(Exercise objective):
Locate the string "Entry" throughout the material and copy every line in which it occurs.

[Collected data entries]
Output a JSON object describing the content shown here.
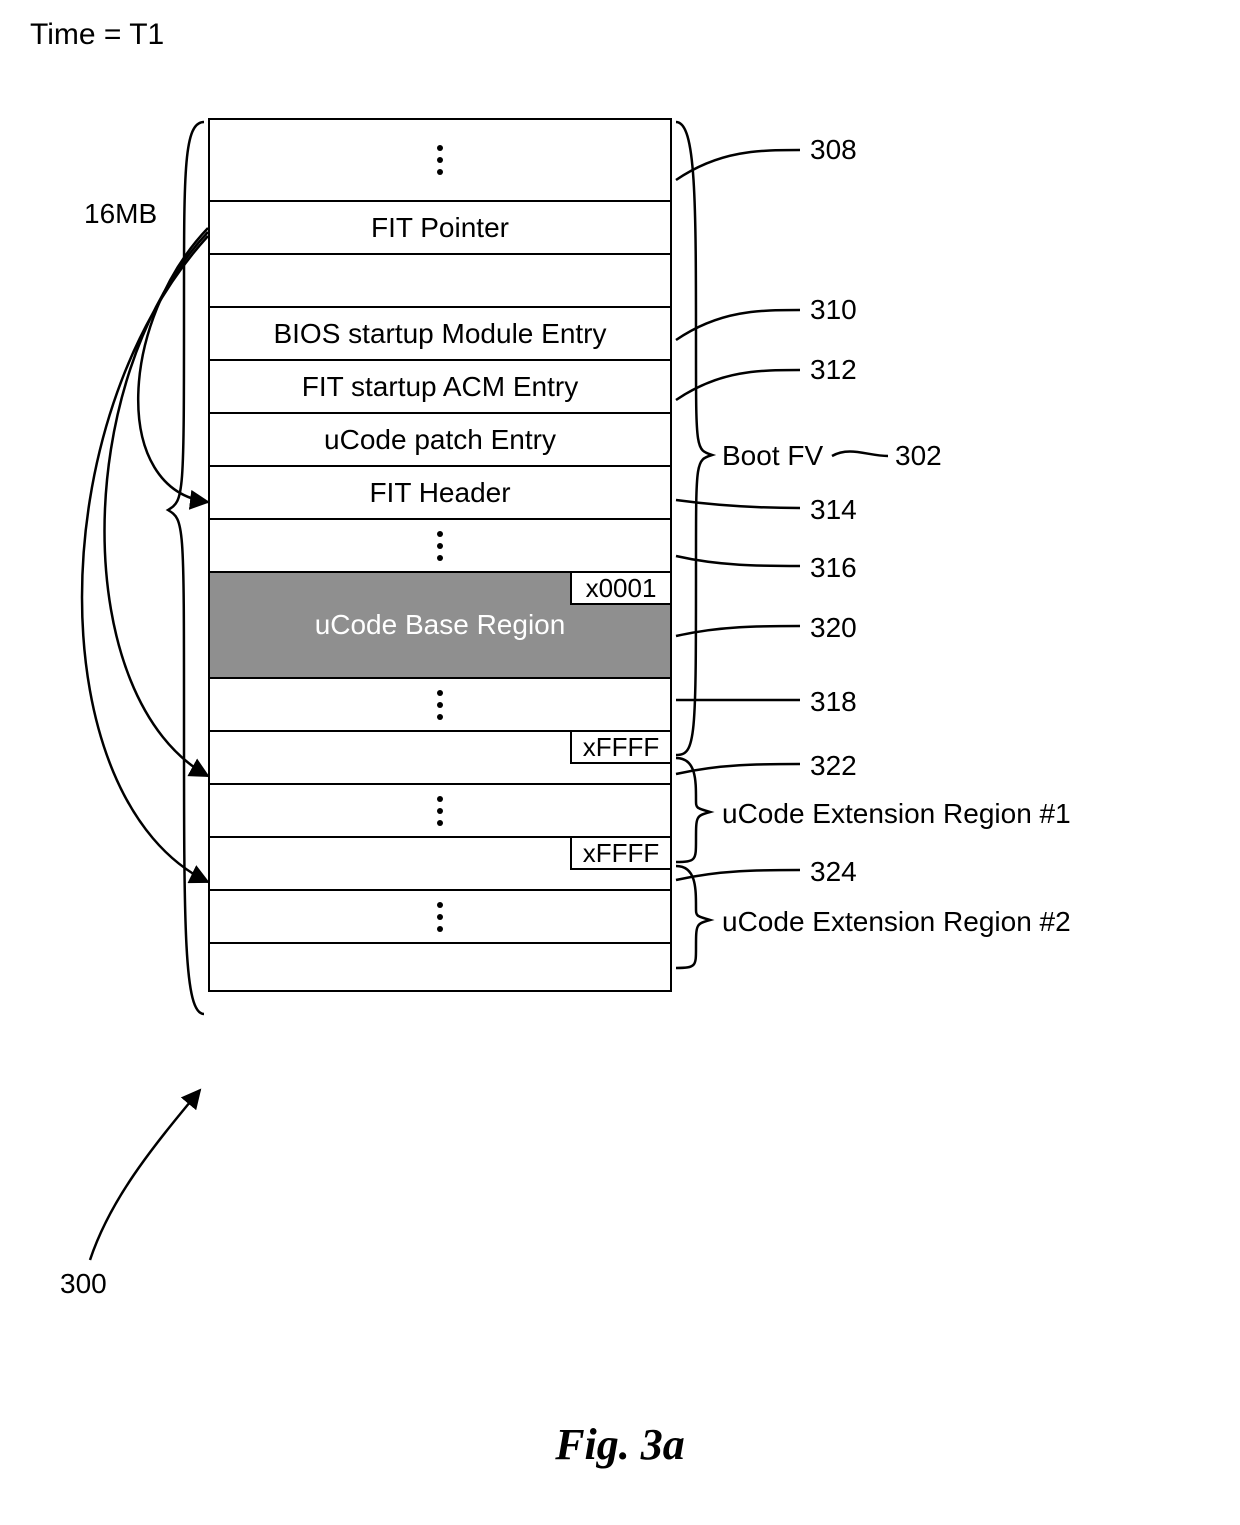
{
  "meta": {
    "time_label": "Time = T1"
  },
  "left": {
    "size_label": "16MB"
  },
  "rows": {
    "fit_pointer": "FIT Pointer",
    "bios_startup": "BIOS startup Module Entry",
    "fit_acm": "FIT startup ACM Entry",
    "ucode_patch": "uCode patch Entry",
    "fit_header": "FIT Header",
    "base_region": "uCode Base Region",
    "base_region_tag": "x0001",
    "ext1_tag": "xFFFF",
    "ext2_tag": "xFFFF"
  },
  "right": {
    "boot_fv": "Boot FV",
    "boot_fv_ref": "302",
    "ext1": "uCode Extension Region #1",
    "ext2": "uCode Extension Region #2"
  },
  "refs": {
    "r300": "300",
    "r308": "308",
    "r310": "310",
    "r312": "312",
    "r314": "314",
    "r316": "316",
    "r318": "318",
    "r320": "320",
    "r322": "322",
    "r324": "324"
  },
  "caption": "Fig. 3a"
}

(Output for this task):
    "bios_startup": "BIOS startup Module Entry",
    "fit_acm": "FIT startup ACM Entry",
    "ucode_patch": "uCode patch Entry",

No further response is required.